Saved data entries »
################
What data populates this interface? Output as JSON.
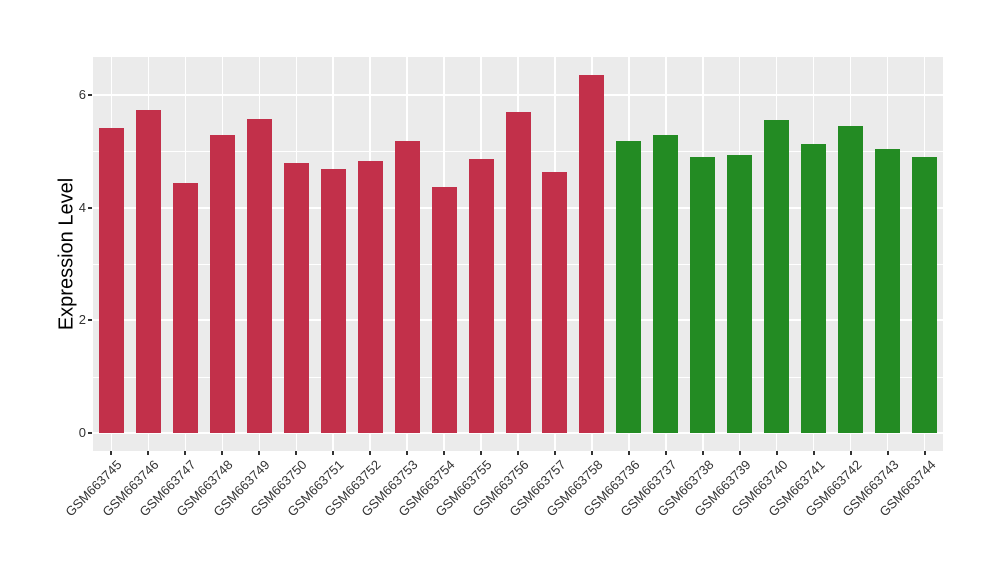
{
  "chart_data": {
    "type": "bar",
    "title": "",
    "xlabel": "",
    "ylabel": "Expression Level",
    "ylim": [
      0,
      6.68
    ],
    "yticks": [
      0,
      2,
      4,
      6
    ],
    "yticks_minor": [
      1,
      3,
      5
    ],
    "grid": "white major and minor gridlines on grey panel",
    "legend_position": "none",
    "figure_background": "#FFFFFF",
    "panel_background": "#EBEBEB",
    "gridline_color": "#FFFFFF",
    "axis_text_color": "#333333",
    "axis_title_color": "#000000",
    "tick_mark_color": "#333333",
    "group_colors": {
      "red": "#C2304A",
      "green": "#238B23"
    },
    "categories": [
      "GSM663745",
      "GSM663746",
      "GSM663747",
      "GSM663748",
      "GSM663749",
      "GSM663750",
      "GSM663751",
      "GSM663752",
      "GSM663753",
      "GSM663754",
      "GSM663755",
      "GSM663756",
      "GSM663757",
      "GSM663758",
      "GSM663736",
      "GSM663737",
      "GSM663738",
      "GSM663739",
      "GSM663740",
      "GSM663741",
      "GSM663742",
      "GSM663743",
      "GSM663744"
    ],
    "values": [
      5.42,
      5.74,
      4.43,
      5.28,
      5.57,
      4.79,
      4.68,
      4.83,
      5.19,
      4.37,
      4.86,
      5.69,
      4.64,
      6.35,
      5.18,
      5.29,
      4.9,
      4.93,
      5.55,
      5.13,
      5.45,
      5.04,
      4.89
    ],
    "bar_groups": [
      "red",
      "red",
      "red",
      "red",
      "red",
      "red",
      "red",
      "red",
      "red",
      "red",
      "red",
      "red",
      "red",
      "red",
      "green",
      "green",
      "green",
      "green",
      "green",
      "green",
      "green",
      "green",
      "green"
    ]
  }
}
################
What is asked »
Find all lines with "FFFFFF" in them and copy each one.

Exercise response »
    "figure_background": "#FFFFFF",
    "gridline_color": "#FFFFFF",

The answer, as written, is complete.